**PROBLEM**
Reproduce each line of the material below word for word, covering all of it.

Raw records:
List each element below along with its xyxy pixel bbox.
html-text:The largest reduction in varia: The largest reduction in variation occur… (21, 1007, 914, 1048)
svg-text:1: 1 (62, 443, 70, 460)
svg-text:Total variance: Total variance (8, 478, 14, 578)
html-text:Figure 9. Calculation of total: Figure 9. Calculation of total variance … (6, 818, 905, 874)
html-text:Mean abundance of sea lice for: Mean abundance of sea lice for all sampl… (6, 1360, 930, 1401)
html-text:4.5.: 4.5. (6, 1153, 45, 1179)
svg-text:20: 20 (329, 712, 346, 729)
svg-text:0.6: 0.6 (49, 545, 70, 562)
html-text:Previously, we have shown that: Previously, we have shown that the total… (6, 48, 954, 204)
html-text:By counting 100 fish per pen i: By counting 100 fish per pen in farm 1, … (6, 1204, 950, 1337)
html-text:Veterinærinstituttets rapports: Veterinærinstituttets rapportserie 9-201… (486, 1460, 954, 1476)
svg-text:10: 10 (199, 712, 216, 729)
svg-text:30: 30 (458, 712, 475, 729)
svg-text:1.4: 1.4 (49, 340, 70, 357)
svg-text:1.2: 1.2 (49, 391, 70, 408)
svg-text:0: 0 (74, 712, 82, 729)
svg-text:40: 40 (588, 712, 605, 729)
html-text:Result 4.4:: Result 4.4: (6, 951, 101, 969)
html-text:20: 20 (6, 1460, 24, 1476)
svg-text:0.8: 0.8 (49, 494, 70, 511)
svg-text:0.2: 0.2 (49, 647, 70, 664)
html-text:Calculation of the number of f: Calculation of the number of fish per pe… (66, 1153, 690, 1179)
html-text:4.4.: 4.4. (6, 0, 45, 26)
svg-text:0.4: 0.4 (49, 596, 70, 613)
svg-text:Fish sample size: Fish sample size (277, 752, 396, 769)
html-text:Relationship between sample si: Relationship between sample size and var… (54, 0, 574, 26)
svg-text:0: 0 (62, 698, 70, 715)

**SOLUTION BELOW**
List each element below along with its xyxy pixel bbox.
html-text:The largest reduction in varia: The largest reduction in variation occur… (21, 1007, 914, 1048)
svg-text:1: 1 (62, 443, 70, 460)
svg-text:Total variance: Total variance (8, 478, 14, 578)
html-text:Figure 9. Calculation of total: Figure 9. Calculation of total variance … (6, 818, 905, 874)
html-text:Mean abundance of sea lice for: Mean abundance of sea lice for all sampl… (6, 1360, 930, 1401)
html-text:4.5.: 4.5. (6, 1153, 45, 1179)
svg-text:20: 20 (329, 712, 346, 729)
svg-text:0.6: 0.6 (49, 545, 70, 562)
html-text:Previously, we have shown that: Previously, we have shown that the total… (6, 48, 954, 204)
html-text:By counting 100 fish per pen i: By counting 100 fish per pen in farm 1, … (6, 1204, 950, 1337)
html-text:Veterinærinstituttets rapports: Veterinærinstituttets rapportserie 9-201… (486, 1460, 954, 1476)
svg-text:10: 10 (199, 712, 216, 729)
svg-text:30: 30 (458, 712, 475, 729)
svg-text:1.4: 1.4 (49, 340, 70, 357)
svg-text:1.2: 1.2 (49, 391, 70, 408)
svg-text:0: 0 (74, 712, 82, 729)
svg-text:40: 40 (588, 712, 605, 729)
html-text:Result 4.4:: Result 4.4: (6, 951, 101, 969)
html-text:20: 20 (6, 1460, 24, 1476)
svg-text:0.8: 0.8 (49, 494, 70, 511)
svg-text:0.2: 0.2 (49, 647, 70, 664)
html-text:Calculation of the number of f: Calculation of the number of fish per pe… (66, 1153, 690, 1179)
html-text:4.4.: 4.4. (6, 0, 45, 26)
svg-text:0.4: 0.4 (49, 596, 70, 613)
svg-text:Fish sample size: Fish sample size (277, 752, 396, 769)
html-text:Relationship between sample si: Relationship between sample size and var… (54, 0, 574, 26)
svg-text:0: 0 (62, 698, 70, 715)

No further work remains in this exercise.